§ The data
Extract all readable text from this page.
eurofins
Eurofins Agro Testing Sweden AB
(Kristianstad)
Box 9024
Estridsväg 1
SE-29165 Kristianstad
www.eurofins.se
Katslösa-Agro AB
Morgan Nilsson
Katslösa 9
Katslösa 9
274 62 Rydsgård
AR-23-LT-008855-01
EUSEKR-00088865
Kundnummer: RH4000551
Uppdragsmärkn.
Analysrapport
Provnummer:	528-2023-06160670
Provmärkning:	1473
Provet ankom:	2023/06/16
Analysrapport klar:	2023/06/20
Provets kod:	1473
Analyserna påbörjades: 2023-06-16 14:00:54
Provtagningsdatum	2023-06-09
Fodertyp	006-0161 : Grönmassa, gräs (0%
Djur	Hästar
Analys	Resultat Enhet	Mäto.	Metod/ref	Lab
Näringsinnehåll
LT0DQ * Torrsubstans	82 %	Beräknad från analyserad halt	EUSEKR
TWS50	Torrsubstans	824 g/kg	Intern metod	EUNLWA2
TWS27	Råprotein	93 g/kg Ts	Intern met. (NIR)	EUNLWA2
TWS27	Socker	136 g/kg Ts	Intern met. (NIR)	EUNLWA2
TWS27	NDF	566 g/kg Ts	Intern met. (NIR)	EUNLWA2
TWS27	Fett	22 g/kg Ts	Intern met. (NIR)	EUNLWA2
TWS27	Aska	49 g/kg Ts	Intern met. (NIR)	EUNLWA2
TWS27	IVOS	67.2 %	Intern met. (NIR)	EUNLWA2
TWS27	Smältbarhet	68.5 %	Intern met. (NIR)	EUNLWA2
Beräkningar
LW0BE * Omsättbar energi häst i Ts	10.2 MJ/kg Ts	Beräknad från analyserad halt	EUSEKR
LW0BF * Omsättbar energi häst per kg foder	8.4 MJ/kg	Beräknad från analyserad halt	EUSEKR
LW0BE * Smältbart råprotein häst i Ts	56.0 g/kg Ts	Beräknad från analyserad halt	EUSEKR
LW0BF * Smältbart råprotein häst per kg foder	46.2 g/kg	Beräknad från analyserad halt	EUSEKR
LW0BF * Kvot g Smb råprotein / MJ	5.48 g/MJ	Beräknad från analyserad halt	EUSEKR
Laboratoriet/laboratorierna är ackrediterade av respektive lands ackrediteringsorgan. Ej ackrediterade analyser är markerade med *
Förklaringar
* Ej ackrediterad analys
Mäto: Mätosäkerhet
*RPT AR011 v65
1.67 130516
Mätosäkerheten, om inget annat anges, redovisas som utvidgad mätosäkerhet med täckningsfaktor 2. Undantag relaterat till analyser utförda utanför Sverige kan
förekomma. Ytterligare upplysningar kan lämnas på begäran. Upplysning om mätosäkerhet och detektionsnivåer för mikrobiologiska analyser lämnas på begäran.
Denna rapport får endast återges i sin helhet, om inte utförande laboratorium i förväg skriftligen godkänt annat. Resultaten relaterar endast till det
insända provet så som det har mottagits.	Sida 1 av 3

§ What is being asked
Return a faithful copy of all the records above.

§ Task response
Extract all readable text from this page.
eurofins
Eurofins Agro Testing Sweden AB
(Kristianstad)
Box 9024
Estridsväg 1
SE-29165 Kristianstad
www.eurofins.se
Katslösa-Agro AB
Morgan Nilsson
Katslösa 9
Katslösa 9
274 62 Rydsgård
AR-23-LT-008855-01
EUSEKR-00088865
Kundnummer: RH4000551
Uppdragsmärkn.
Analysrapport
Provnummer:	528-2023-06160670
Provmärkning:	1473
Provet ankom:	2023/06/16
Analysrapport klar:	2023/06/20
Provets kod:	1473
Analyserna påbörjades: 2023-06-16 14:00:54
Provtagningsdatum	2023-06-09
Fodertyp	006-0161 : Grönmassa, gräs (0%
Djur	Hästar
Analys	Resultat Enhet	Mäto.	Metod/ref	Lab
Näringsinnehåll
LT0DQ * Torrsubstans	82 %	Beräknad från analyserad halt	EUSEKR
TWS50	Torrsubstans	824 g/kg	Intern metod	EUNLWA2
TWS27	Råprotein	93 g/kg Ts	Intern met. (NIR)	EUNLWA2
TWS27	Socker	136 g/kg Ts	Intern met. (NIR)	EUNLWA2
TWS27	NDF	566 g/kg Ts	Intern met. (NIR)	EUNLWA2
TWS27	Fett	22 g/kg Ts	Intern met. (NIR)	EUNLWA2
TWS27	Aska	49 g/kg Ts	Intern met. (NIR)	EUNLWA2
TWS27	IVOS	67.2 %	Intern met. (NIR)	EUNLWA2
TWS27	Smältbarhet	68.5 %	Intern met. (NIR)	EUNLWA2
Beräkningar
LW0BE * Omsättbar energi häst i Ts	10.2 MJ/kg Ts	Beräknad från analyserad halt	EUSEKR
LW0BF * Omsättbar energi häst per kg foder	8.4 MJ/kg	Beräknad från analyserad halt	EUSEKR
LW0BE * Smältbart råprotein häst i Ts	56.0 g/kg Ts	Beräknad från analyserad halt	EUSEKR
LW0BF * Smältbart råprotein häst per kg foder	46.2 g/kg	Beräknad från analyserad halt	EUSEKR
LW0BF * Kvot g Smb råprotein / MJ	5.48 g/MJ	Beräknad från analyserad halt	EUSEKR
Laboratoriet/laboratorierna är ackrediterade av respektive lands ackrediteringsorgan. Ej ackrediterade analyser är markerade med *
Förklaringar
* Ej ackrediterad analys
Mäto: Mätosäkerhet
*RPT AR011 v65
1.67 130516
Mätosäkerheten, om inget annat anges, redovisas som utvidgad mätosäkerhet med täckningsfaktor 2. Undantag relaterat till analyser utförda utanför Sverige kan
förekomma. Ytterligare upplysningar kan lämnas på begäran. Upplysning om mätosäkerhet och detektionsnivåer för mikrobiologiska analyser lämnas på begäran.
Denna rapport får endast återges i sin helhet, om inte utförande laboratorium i förväg skriftligen godkänt annat. Resultaten relaterar endast till det
insända provet så som det har mottagits.	Sida 1 av 3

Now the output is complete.